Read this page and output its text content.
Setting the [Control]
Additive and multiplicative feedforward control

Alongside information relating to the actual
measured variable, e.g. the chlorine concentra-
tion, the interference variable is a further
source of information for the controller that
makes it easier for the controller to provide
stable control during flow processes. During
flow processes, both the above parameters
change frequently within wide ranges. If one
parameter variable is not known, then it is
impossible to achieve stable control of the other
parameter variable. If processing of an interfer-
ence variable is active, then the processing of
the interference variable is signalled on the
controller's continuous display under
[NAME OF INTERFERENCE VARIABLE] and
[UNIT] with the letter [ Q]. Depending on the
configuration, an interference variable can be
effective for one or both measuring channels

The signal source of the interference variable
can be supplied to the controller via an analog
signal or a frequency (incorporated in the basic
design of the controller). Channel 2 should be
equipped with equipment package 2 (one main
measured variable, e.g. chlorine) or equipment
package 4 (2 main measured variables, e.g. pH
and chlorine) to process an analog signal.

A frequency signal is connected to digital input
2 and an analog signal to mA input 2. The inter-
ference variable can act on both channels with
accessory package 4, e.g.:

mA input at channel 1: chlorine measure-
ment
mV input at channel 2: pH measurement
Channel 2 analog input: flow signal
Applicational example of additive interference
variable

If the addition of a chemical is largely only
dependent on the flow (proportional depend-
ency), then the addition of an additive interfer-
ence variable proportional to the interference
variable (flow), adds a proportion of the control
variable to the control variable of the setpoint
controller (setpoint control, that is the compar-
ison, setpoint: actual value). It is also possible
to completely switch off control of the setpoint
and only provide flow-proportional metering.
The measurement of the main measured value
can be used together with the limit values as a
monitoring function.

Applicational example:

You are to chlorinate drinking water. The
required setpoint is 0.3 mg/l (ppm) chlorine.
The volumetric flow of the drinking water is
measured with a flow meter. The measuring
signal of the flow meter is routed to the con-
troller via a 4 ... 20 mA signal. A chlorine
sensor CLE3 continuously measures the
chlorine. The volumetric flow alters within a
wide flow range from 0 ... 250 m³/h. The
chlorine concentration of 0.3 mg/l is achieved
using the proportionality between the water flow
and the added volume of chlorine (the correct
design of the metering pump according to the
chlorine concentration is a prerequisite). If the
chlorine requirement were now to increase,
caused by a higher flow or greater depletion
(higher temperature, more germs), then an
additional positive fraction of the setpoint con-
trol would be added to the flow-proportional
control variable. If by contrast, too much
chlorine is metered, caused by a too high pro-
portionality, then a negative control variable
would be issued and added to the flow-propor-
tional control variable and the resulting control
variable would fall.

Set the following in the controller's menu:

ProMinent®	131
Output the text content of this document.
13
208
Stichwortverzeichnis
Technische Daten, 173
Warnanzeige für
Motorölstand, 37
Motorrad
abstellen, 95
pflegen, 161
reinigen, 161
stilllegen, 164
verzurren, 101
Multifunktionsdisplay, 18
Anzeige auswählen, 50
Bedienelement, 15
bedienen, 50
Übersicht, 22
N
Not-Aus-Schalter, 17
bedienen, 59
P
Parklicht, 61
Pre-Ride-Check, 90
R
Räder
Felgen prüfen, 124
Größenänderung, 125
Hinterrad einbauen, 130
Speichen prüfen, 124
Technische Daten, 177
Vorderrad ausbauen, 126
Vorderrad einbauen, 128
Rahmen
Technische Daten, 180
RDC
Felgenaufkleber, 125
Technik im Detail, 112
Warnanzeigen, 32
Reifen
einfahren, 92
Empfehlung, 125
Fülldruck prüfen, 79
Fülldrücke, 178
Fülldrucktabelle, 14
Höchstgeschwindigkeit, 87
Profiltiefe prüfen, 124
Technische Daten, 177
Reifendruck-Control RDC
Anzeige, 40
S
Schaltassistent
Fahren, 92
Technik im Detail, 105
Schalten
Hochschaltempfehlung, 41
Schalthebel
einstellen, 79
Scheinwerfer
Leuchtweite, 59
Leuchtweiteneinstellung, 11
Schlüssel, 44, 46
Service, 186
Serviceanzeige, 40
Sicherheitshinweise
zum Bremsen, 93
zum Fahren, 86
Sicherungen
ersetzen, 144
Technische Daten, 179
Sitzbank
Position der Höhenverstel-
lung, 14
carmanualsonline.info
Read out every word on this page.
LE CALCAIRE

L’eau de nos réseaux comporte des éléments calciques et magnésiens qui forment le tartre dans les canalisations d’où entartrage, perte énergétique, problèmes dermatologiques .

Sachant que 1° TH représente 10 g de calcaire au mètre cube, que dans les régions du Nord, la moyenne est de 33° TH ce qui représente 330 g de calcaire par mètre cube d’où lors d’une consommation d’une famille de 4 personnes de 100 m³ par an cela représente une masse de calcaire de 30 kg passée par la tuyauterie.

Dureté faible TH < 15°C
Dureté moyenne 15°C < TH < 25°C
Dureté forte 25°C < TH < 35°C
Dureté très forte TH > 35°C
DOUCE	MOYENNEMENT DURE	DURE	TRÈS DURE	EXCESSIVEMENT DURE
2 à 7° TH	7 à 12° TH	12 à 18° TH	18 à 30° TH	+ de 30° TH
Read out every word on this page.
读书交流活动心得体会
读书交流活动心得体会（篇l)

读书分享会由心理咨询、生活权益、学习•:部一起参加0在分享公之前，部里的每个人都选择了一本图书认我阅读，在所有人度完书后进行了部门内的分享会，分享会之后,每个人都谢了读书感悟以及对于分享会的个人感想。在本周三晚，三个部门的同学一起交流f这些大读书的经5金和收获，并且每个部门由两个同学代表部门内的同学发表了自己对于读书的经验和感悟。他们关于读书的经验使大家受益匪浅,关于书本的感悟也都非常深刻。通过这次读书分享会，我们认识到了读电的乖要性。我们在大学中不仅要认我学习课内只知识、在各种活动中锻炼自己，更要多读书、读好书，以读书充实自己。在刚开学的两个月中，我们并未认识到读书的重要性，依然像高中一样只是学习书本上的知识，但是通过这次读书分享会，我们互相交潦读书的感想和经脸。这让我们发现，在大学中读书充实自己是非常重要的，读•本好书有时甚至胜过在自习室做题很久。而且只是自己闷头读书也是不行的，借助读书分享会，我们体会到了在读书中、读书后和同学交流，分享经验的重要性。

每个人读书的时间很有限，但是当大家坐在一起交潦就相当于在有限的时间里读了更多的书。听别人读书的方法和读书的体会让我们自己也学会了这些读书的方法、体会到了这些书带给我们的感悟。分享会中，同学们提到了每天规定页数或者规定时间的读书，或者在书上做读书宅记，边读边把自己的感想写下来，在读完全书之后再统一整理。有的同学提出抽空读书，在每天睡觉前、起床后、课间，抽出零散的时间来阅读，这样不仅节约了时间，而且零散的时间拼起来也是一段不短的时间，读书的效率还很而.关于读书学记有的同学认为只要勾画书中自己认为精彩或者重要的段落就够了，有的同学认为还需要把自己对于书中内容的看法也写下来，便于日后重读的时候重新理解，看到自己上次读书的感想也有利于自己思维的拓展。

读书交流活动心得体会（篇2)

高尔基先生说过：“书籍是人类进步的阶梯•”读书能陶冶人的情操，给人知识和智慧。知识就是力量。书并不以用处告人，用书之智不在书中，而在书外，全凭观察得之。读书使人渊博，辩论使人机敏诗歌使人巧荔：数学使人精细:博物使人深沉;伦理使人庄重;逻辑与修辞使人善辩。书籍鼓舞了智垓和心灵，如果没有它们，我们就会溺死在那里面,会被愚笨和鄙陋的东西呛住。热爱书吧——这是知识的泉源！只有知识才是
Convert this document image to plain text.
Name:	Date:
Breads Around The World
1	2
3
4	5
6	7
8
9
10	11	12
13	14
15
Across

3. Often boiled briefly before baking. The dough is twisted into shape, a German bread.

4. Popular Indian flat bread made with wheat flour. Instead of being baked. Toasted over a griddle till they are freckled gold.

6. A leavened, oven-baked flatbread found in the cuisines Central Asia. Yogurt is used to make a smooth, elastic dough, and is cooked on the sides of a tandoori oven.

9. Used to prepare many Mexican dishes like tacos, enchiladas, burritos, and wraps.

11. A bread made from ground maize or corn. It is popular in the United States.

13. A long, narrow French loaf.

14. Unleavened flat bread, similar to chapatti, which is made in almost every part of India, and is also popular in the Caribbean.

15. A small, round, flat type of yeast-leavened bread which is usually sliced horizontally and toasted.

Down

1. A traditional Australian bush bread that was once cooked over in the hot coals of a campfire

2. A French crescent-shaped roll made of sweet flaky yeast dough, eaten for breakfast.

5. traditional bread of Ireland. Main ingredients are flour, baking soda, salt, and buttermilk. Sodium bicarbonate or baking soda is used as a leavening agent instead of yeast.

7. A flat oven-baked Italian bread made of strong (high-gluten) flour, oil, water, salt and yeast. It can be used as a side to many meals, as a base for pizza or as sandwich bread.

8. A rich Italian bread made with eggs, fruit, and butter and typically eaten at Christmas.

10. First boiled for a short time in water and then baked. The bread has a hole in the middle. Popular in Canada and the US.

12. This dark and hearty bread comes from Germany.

--- What is being asked ---
Gather every line from the entries above where the word "content" appears, and copy them.

--- Exercise result ---
Read this page and output its text content.
Output the text content of this document.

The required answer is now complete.